**Stored items:**
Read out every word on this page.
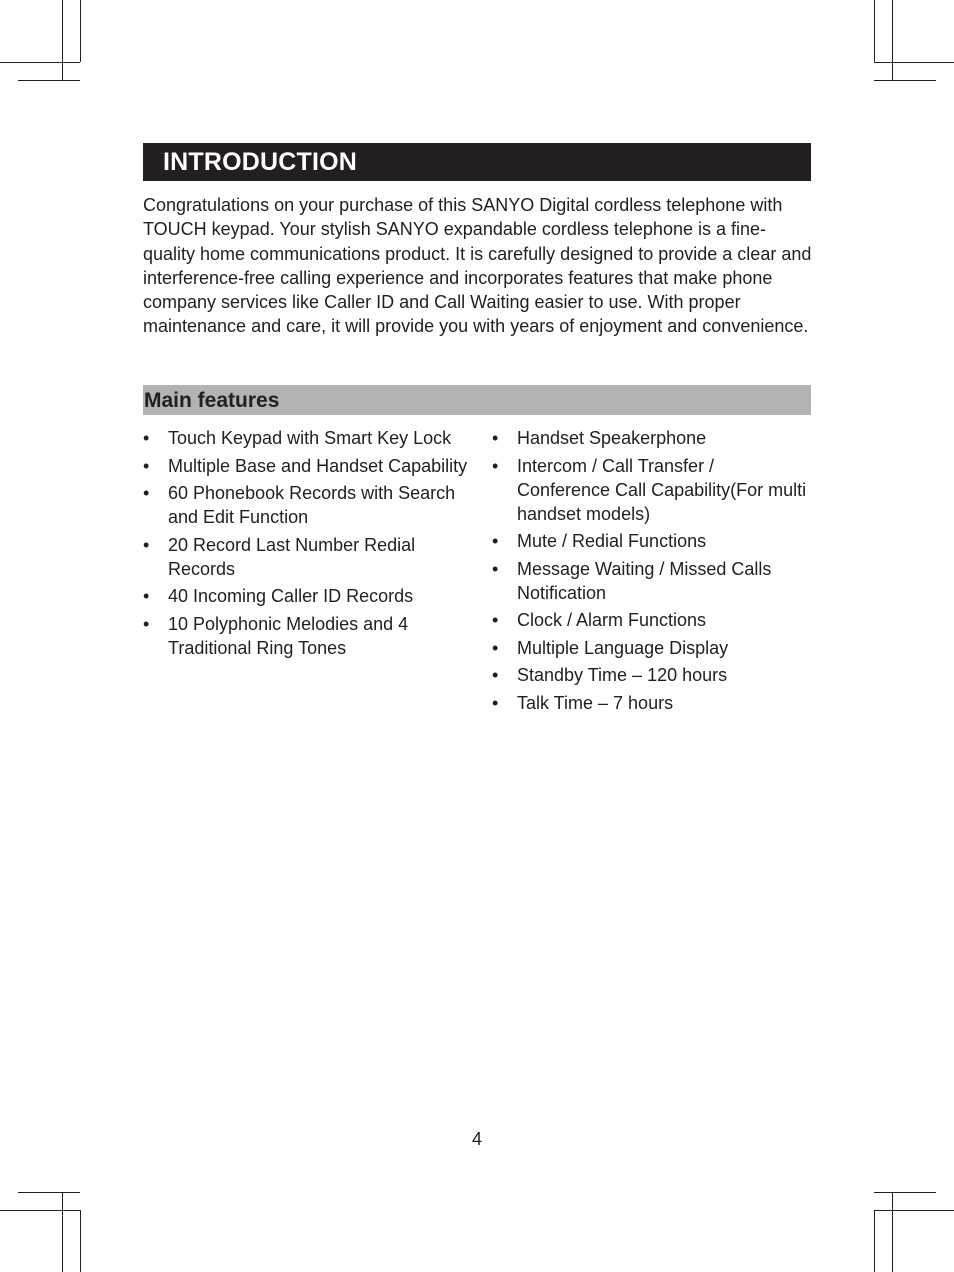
INTRODUCTION

Congratulations on your purchase of this SANYO Digital cordless telephone with TOUCH keypad. Your stylish SANYO expandable cordless telephone is a fine-quality home communications product. It is carefully designed to provide a clear and interference-free calling experience and incorporates features that make phone company services like Caller ID and Call Waiting easier to use. With proper maintenance and care, it will provide you with years of enjoyment and convenience.

Main features
• Touch Keypad with Smart Key Lock
• Multiple Base and Handset Capability
• 60 Phonebook Records with Search and Edit Function
• 20 Record Last Number Redial Records
• 40 Incoming Caller ID Records
• 10 Polyphonic Melodies and 4 Traditional Ring Tones
• Handset Speakerphone
• Intercom / Call Transfer / Conference Call Capability(For multi handset models)
• Mute / Redial Functions
• Message Waiting / Missed Calls Notification
• Clock / Alarm Functions
• Multiple Language Display
• Standby Time – 120 hours
• Talk Time – 7 hours
4
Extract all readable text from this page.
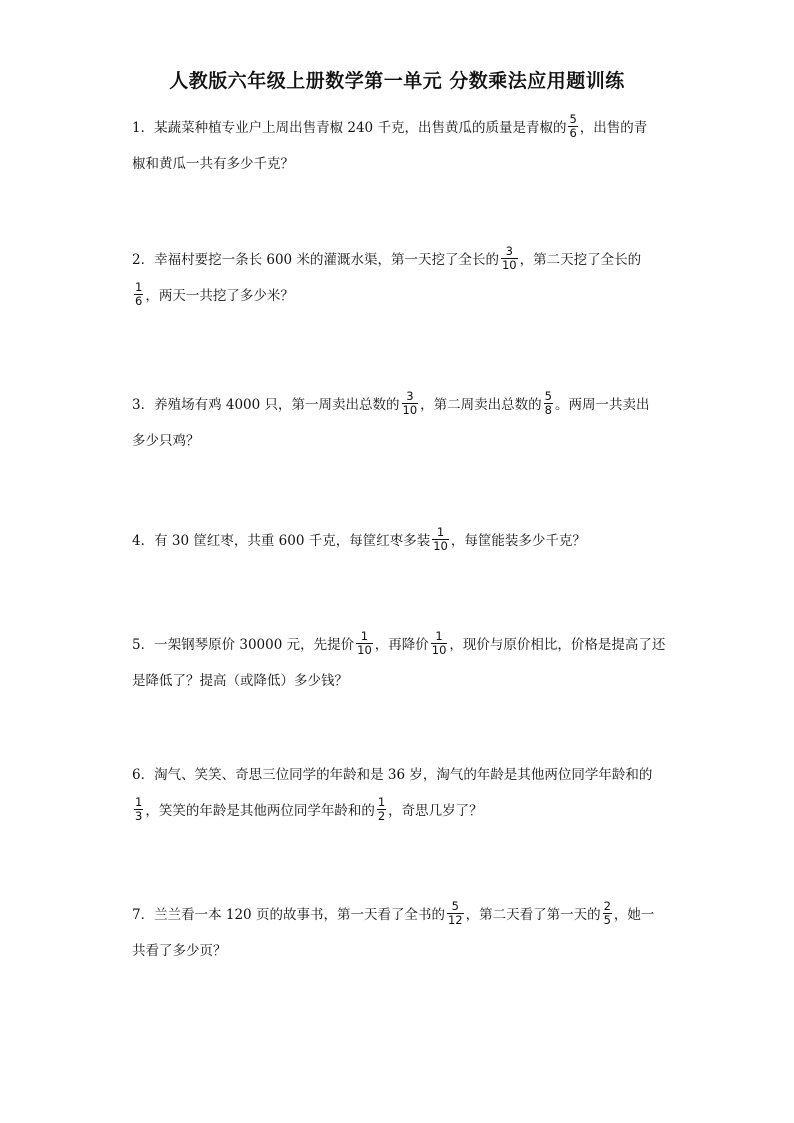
人教版六年级上册数学第一单元 分数乘法应用题训练
1．某蔬菜种植专业户上周出售青椒 240 千克，出售黄瓜的质量是青椒的 $\frac{5}{6}$ ，出售的青
椒和黄瓜一共有多少千克？
2．幸福村要挖一条长 600 米的灌溉水渠，第一天挖了全长的 $\frac{3}{10}$ ，第二天挖了全长的
$\frac{1}{6}$ ，两天一共挖了多少米？
3．养殖场有鸡 4000 只，第一周卖出总数的 $\frac{3}{10}$ ，第二周卖出总数的 $\frac{5}{8}$ 。两周一共卖出
多少只鸡？
4．有 30 筐红枣，共重 600 千克，每筐红枣多装 $\frac{1}{10}$ ，每筐能装多少千克？
5．一架钢琴原价 30000 元，先提价 $\frac{1}{10}$ ，再降价 $\frac{1}{10}$ ，现价与原价相比，价格是提高了还
是降低了？提高（或降低）多少钱？
6．淘气、笑笑、奇思三位同学的年龄和是 36 岁，淘气的年龄是其他两位同学年龄和的
$\frac{1}{3}$ ，笑笑的年龄是其他两位同学年龄和的 $\frac{1}{2}$ ，奇思几岁了？
7．兰兰看一本 120 页的故事书，第一天看了全书的 $\frac{5}{12}$ ，第二天看了第一天的 $\frac{2}{5}$ ，她一
共看了多少页？
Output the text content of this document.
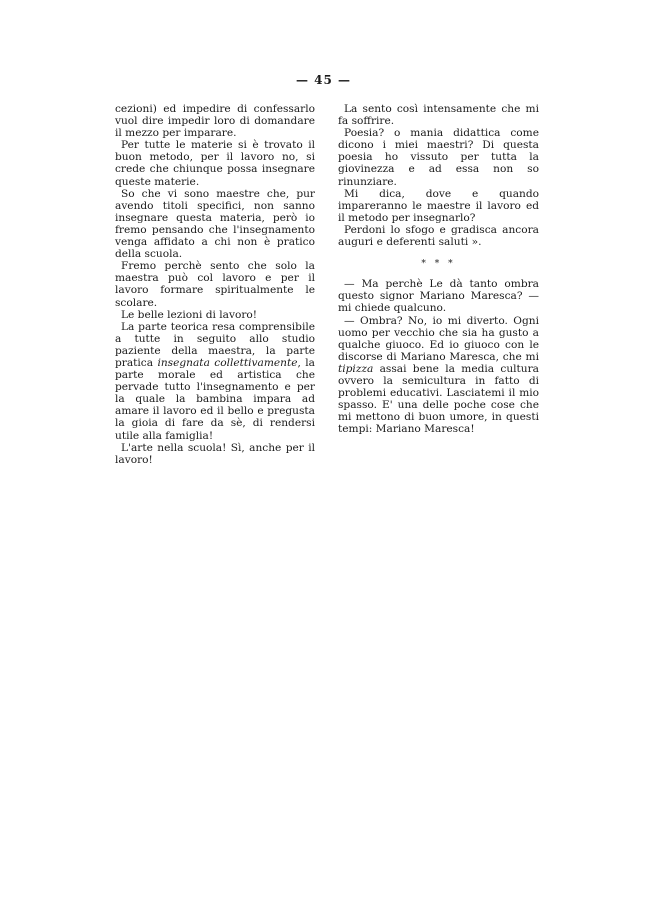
— 45 —

cezioni) ed impedire di confessarlo vuol dire impedir loro di domandare il mezzo per imparare.

Per tutte le materie si è trovato il buon metodo, per il lavoro no, si crede che chiunque possa insegnare queste materie.

So che vi sono maestre che, pur avendo titoli specifici, non sanno insegnare questa materia, però io fremo pensando che l'insegnamento venga affidato a chi non è pratico della scuola.

Fremo perchè sento che solo la maestra può col lavoro e per il lavoro formare spiritualmente le scolare.

Le belle lezioni di lavoro!

La parte teorica resa comprensibile a tutte in seguito allo studio paziente della maestra, la parte pratica insegnata collettivamente, la parte morale ed artistica che pervade tutto l'insegnamento e per la quale la bambina impara ad amare il lavoro ed il bello e pregusta la gioia di fare da sè, di rendersi utile alla famiglia!

L'arte nella scuola! Sì, anche per il lavoro!

La sento così intensamente che mi fa soffrire.

Poesia? o mania didattica come dicono i miei maestri? Di questa poesia ho vissuto per tutta la giovinezza e ad essa non so rinunziare.

Mi dica, dove e quando impareranno le maestre il lavoro ed il metodo per insegnarlo?

Perdoni lo sfogo e gradisca ancora auguri e deferenti saluti ».

* * *

— Ma perchè Le dà tanto ombra questo signor Mariano Maresca? — mi chiede qualcuno.

— Ombra? No, io mi diverto. Ogni uomo per vecchio che sia ha gusto a qualche giuoco. Ed io giuoco con le discorse di Mariano Maresca, che mi tipizza assai bene la media cultura ovvero la semicultura in fatto di problemi educativi. Lasciatemi il mio spasso. E' una delle poche cose che mi mettono di buon umore, in questi tempi: Mariano Maresca!
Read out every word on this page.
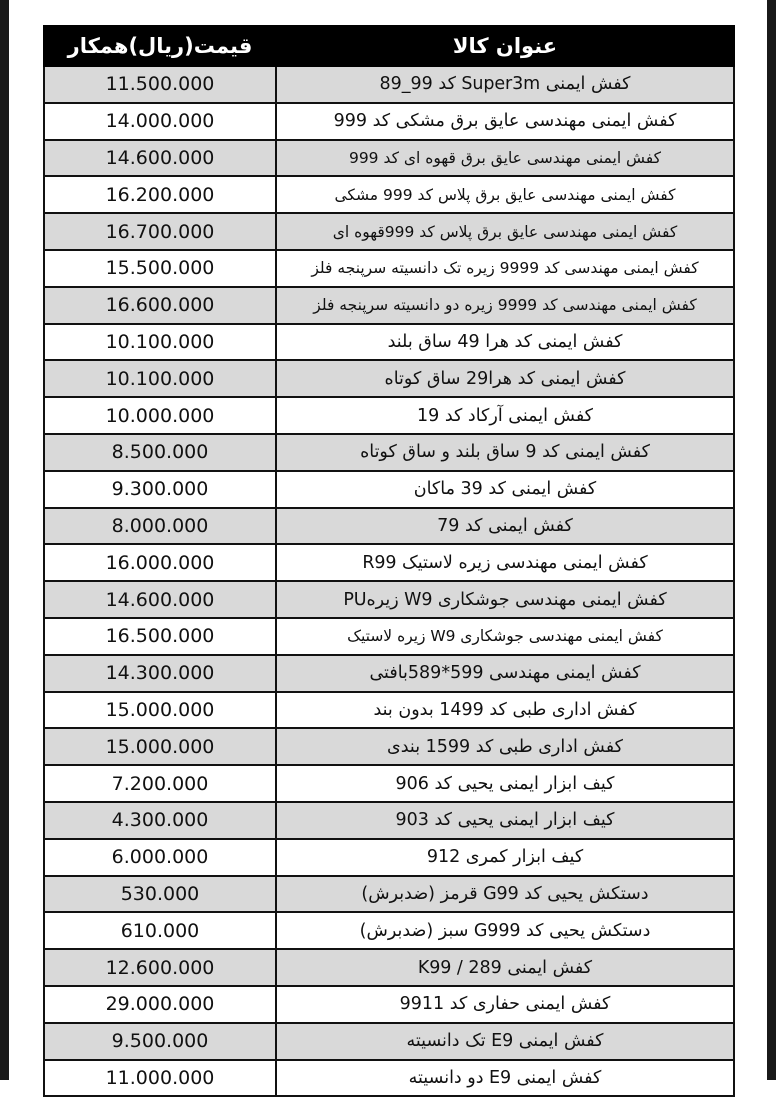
عنوان کالا	قیمت(ریال)همکار
کفش ایمنی Super3m کد 99_89	11.500.000
کفش ایمنی مهندسی عایق برق مشکی کد 999	14.000.000
کفش ایمنی مهندسی عایق برق قهوه ای کد 999	14.600.000
کفش ایمنی مهندسی عایق برق پلاس کد 999 مشکی	16.200.000
کفش ایمنی مهندسی عایق برق پلاس کد 999قهوه ای	16.700.000
کفش ایمنی مهندسی کد 9999 زیره تک دانسیته سرپنجه فلز	15.500.000
کفش ایمنی مهندسی کد 9999 زیره دو دانسیته سرپنجه فلز	16.600.000
کفش ایمنی کد هرا 49 ساق بلند	10.100.000
کفش ایمنی کد هرا29 ساق کوتاه	10.100.000
کفش ایمنی آرکاد کد 19	10.000.000
کفش ایمنی کد 9 ساق بلند و ساق کوتاه	8.500.000
کفش ایمنی کد 39 ماکان	9.300.000
کفش ایمنی کد 79	8.000.000
کفش ایمنی مهندسی زیره لاستیک R99	16.000.000
کفش ایمنی مهندسی جوشکاری W9 زیرهPU	14.600.000
کفش ایمنی مهندسی جوشکاری W9 زیره لاستیک	16.500.000
کفش ایمنی مهندسی 599*589بافتی	14.300.000
کفش اداری طبی کد 1499 بدون بند	15.000.000
کفش اداری طبی کد 1599 بندی	15.000.000
کیف ابزار ایمنی یحیی کد 906	7.200.000
کیف ابزار ایمنی یحیی کد 903	4.300.000
کیف ابزار کمری 912	6.000.000
دستکش یحیی کد G99 قرمز (ضدبرش)	530.000
دستکش یحیی کد G999 سبز (ضدبرش)	610.000
کفش ایمنی 289 / K99	12.600.000
کفش ایمنی حفاری کد 9911	29.000.000
کفش ایمنی E9 تک دانسیته	9.500.000
کفش ایمنی E9 دو دانسیته	11.000.000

**TASK:**
Copy all lines from the material that include "Caller".

**FINISHED ANSWER:**
Congratulations on your purchase of this SANYO Digital cordless telephone with TOUCH keypad. Your stylish SANYO expandable cordless telephone is a fine-quality home communications product. It is carefully designed to provide a clear and interference-free calling experience and incorporates features that make phone company services like Caller ID and Call Waiting easier to use. With proper maintenance and care, it will provide you with years of enjoyment and convenience.
• 40 Incoming Caller ID Records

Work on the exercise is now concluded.